- Records shown
*****

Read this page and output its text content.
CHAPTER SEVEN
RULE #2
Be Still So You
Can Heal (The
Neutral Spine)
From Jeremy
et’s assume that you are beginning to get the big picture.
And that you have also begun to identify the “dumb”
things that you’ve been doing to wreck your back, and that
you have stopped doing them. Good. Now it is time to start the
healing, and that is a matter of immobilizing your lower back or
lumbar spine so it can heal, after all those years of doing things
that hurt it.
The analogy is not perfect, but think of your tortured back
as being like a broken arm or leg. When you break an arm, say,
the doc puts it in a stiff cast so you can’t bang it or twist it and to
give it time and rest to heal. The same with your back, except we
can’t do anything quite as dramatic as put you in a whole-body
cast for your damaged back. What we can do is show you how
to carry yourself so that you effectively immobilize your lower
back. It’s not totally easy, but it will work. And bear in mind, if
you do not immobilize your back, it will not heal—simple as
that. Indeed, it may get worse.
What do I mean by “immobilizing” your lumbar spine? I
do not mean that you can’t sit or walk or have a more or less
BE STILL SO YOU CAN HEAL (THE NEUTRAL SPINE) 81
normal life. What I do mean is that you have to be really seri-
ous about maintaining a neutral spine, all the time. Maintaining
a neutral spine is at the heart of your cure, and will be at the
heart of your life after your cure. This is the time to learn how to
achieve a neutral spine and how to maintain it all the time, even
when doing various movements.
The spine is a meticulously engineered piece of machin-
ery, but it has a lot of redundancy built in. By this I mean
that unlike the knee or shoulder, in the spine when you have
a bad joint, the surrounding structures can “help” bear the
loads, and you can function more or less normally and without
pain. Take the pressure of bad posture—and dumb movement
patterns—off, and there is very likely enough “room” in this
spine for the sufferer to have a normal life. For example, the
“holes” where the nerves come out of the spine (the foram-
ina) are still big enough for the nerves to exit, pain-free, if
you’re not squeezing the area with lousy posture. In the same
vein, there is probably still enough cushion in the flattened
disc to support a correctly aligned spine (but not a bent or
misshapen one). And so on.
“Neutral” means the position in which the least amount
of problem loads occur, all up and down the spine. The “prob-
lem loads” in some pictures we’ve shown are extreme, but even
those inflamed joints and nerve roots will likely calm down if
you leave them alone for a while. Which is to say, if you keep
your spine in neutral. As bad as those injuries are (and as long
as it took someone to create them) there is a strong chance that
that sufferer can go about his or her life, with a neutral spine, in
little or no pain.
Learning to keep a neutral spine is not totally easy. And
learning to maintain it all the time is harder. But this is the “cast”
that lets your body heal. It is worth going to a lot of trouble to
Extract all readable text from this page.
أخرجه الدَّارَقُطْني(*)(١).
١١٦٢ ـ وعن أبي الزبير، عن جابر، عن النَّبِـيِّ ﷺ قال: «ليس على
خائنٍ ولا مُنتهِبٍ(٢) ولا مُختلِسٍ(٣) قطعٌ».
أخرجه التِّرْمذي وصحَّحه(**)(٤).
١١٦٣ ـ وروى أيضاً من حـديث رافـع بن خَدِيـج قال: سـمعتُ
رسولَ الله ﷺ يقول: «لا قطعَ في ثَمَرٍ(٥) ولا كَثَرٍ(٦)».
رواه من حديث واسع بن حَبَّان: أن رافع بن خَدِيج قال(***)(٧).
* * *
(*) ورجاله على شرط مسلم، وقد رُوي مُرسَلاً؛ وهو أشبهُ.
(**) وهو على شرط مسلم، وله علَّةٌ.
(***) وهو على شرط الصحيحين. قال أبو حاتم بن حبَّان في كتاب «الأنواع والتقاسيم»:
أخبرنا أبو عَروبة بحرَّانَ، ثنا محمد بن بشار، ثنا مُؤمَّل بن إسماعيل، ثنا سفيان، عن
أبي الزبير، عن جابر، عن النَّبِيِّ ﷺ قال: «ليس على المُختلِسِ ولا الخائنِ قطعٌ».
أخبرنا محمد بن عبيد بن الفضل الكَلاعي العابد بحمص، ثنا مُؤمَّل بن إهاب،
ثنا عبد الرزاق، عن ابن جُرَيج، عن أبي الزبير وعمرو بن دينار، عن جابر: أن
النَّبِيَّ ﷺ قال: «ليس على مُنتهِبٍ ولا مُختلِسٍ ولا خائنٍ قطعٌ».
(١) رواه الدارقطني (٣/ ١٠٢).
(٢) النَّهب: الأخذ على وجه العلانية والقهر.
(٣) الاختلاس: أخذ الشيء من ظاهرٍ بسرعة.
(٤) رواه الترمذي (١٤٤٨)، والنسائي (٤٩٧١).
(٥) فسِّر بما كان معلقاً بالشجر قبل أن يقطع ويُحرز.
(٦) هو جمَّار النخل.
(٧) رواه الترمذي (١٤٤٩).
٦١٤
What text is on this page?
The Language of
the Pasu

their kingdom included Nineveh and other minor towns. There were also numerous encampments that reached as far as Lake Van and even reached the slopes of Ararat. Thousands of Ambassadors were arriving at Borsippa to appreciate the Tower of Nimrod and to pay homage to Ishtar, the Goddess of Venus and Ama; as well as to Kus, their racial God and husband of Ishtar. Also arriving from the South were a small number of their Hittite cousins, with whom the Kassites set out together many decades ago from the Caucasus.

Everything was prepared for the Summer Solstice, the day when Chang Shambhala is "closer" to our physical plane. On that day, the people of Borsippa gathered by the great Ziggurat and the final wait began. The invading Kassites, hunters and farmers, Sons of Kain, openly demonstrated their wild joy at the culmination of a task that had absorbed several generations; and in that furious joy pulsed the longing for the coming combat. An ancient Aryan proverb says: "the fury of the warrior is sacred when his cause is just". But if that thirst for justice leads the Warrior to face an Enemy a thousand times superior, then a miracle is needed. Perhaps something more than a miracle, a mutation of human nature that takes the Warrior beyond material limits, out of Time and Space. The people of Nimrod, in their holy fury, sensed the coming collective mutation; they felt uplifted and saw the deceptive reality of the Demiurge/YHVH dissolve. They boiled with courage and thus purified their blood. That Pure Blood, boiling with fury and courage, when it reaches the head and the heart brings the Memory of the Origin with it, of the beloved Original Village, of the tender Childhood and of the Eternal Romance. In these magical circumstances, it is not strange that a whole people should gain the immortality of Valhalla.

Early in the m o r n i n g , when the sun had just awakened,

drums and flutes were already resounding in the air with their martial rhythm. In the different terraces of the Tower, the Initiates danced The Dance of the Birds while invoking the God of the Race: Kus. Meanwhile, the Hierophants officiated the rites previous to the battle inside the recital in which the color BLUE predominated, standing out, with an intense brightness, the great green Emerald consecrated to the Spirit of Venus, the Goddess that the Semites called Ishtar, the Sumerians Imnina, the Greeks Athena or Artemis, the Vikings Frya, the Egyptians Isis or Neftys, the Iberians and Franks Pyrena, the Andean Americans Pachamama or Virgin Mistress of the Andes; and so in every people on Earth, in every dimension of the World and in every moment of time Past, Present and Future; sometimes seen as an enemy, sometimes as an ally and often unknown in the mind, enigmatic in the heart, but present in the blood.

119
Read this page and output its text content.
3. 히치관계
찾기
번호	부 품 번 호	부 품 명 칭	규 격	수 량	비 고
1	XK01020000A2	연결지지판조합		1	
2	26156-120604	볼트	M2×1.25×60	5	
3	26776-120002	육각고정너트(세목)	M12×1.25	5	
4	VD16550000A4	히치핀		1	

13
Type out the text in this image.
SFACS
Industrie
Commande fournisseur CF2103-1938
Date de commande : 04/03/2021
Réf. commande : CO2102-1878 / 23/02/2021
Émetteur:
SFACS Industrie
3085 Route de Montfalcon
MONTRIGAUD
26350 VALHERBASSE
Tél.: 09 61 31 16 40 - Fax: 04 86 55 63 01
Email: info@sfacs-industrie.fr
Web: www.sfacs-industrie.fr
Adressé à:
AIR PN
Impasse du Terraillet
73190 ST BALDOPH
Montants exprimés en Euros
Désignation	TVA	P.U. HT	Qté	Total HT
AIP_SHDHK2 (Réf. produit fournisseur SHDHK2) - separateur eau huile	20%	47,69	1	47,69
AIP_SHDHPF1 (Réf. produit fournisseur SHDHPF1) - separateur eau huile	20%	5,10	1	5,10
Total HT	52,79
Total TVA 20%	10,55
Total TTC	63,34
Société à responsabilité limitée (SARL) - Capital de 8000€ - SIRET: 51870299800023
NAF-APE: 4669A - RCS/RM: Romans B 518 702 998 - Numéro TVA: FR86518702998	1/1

*****

- What to work on
Of the lines above, copy each that contains "lumbar".

- Answer for the task
lumbar spine so it can heal, after all those years of doing things
What do I mean by “immobilizing” your lumbar spine? I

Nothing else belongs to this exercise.